"""
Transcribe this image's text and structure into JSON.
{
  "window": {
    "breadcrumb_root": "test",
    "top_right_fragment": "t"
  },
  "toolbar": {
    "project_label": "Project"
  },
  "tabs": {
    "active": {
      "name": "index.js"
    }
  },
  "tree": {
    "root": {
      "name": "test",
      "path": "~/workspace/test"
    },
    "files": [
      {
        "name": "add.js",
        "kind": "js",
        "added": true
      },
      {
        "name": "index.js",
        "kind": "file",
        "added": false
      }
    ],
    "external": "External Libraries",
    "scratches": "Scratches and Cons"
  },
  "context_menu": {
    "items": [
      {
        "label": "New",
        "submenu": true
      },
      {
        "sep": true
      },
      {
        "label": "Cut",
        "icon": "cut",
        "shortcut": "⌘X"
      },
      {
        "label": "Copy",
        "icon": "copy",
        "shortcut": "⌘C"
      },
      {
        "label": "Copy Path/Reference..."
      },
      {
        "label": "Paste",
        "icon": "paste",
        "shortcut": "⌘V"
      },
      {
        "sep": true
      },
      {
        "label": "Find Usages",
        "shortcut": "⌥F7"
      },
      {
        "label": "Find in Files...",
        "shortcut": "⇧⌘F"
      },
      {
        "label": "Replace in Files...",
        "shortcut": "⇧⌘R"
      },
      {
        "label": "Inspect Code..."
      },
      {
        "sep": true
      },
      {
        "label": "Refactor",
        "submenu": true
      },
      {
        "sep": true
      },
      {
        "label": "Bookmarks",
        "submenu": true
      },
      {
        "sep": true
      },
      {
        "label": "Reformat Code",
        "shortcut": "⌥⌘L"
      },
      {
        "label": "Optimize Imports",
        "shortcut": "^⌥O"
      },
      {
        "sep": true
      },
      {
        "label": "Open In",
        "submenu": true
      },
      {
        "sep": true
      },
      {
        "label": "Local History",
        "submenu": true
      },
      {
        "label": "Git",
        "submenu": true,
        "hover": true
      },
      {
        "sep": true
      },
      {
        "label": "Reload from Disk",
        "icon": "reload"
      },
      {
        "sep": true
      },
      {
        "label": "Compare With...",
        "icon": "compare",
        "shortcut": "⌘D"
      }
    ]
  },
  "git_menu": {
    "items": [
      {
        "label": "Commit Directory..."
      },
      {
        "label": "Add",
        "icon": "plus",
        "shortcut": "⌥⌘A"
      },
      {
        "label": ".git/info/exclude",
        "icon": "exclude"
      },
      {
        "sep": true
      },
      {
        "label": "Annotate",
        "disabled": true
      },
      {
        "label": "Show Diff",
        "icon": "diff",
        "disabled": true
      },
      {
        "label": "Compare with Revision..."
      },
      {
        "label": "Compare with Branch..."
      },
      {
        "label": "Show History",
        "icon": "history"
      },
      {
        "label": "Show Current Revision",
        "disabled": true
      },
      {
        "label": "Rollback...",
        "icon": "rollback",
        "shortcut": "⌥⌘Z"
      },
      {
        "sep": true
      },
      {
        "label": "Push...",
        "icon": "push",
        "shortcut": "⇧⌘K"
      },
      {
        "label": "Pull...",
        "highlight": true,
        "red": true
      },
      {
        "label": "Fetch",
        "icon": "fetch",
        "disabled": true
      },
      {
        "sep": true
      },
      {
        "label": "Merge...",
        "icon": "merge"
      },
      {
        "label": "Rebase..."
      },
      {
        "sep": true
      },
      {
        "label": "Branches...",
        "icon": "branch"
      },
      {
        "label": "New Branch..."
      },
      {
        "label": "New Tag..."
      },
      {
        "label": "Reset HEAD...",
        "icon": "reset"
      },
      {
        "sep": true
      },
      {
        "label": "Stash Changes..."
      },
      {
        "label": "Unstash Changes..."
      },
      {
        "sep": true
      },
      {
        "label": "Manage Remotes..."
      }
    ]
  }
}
"""
*What this task involves:* Write the data out again in full and exactly.

*Expected answer:*
Transcribe this image's text and structure into JSON.
{
  "window": {
    "breadcrumb_root": "test",
    "top_right_fragment": "t"
  },
  "toolbar": {
    "project_label": "Project"
  },
  "tabs": {
    "active": {
      "name": "index.js"
    }
  },
  "tree": {
    "root": {
      "name": "test",
      "path": "~/workspace/test"
    },
    "files": [
      {
        "name": "add.js",
        "kind": "js",
        "added": true
      },
      {
        "name": "index.js",
        "kind": "file",
        "added": false
      }
    ],
    "external": "External Libraries",
    "scratches": "Scratches and Cons"
  },
  "context_menu": {
    "items": [
      {
        "label": "New",
        "submenu": true
      },
      {
        "sep": true
      },
      {
        "label": "Cut",
        "icon": "cut",
        "shortcut": "⌘X"
      },
      {
        "label": "Copy",
        "icon": "copy",
        "shortcut": "⌘C"
      },
      {
        "label": "Copy Path/Reference..."
      },
      {
        "label": "Paste",
        "icon": "paste",
        "shortcut": "⌘V"
      },
      {
        "sep": true
      },
      {
        "label": "Find Usages",
        "shortcut": "⌥F7"
      },
      {
        "label": "Find in Files...",
        "shortcut": "⇧⌘F"
      },
      {
        "label": "Replace in Files...",
        "shortcut": "⇧⌘R"
      },
      {
        "label": "Inspect Code..."
      },
      {
        "sep": true
      },
      {
        "label": "Refactor",
        "submenu": true
      },
      {
        "sep": true
      },
      {
        "label": "Bookmarks",
        "submenu": true
      },
      {
        "sep": true
      },
      {
        "label": "Reformat Code",
        "shortcut": "⌥⌘L"
      },
      {
        "label": "Optimize Imports",
        "shortcut": "^⌥O"
      },
      {
        "sep": true
      },
      {
        "label": "Open In",
        "submenu": true
      },
      {
        "sep": true
      },
      {
        "label": "Local History",
        "submenu": true
      },
      {
        "label": "Git",
        "submenu": true,
        "hover": true
      },
      {
        "sep": true
      },
      {
        "label": "Reload from Disk",
        "icon": "reload"
      },
      {
        "sep": true
      },
      {
        "label": "Compare With...",
        "icon": "compare",
        "shortcut": "⌘D"
      }
    ]
  },
  "git_menu": {
    "items": [
      {
        "label": "Commit Directory..."
      },
      {
        "label": "Add",
        "icon": "plus",
        "shortcut": "⌥⌘A"
      },
      {
        "label": ".git/info/exclude",
        "icon": "exclude"
      },
      {
        "sep": true
      },
      {
        "label": "Annotate",
        "disabled": true
      },
      {
        "label": "Show Diff",
        "icon": "diff",
        "disabled": true
      },
      {
        "label": "Compare with Revision..."
      },
      {
        "label": "Compare with Branch..."
      },
      {
        "label": "Show History",
        "icon": "history"
      },
      {
        "label": "Show Current Revision",
        "disabled": true
      },
      {
        "label": "Rollback...",
        "icon": "rollback",
        "shortcut": "⌥⌘Z"
      },
      {
        "sep": true
      },
      {
        "label": "Push...",
        "icon": "push",
        "shortcut": "⇧⌘K"
      },
      {
        "label": "Pull...",
        "highlight": true,
        "red": true
      },
      {
        "label": "Fetch",
        "icon": "fetch",
        "disabled": true
      },
      {
        "sep": true
      },
      {
        "label": "Merge...",
        "icon": "merge"
      },
      {
        "label": "Rebase..."
      },
      {
        "sep": true
      },
      {
        "label": "Branches...",
        "icon": "branch"
      },
      {
        "label": "New Branch..."
      },
      {
        "label": "New Tag..."
      },
      {
        "label": "Reset HEAD...",
        "icon": "reset"
      },
      {
        "sep": true
      },
      {
        "label": "Stash Changes..."
      },
      {
        "label": "Unstash Changes..."
      },
      {
        "sep": true
      },
      {
        "label": "Manage Remotes..."
      }
    ]
  }
}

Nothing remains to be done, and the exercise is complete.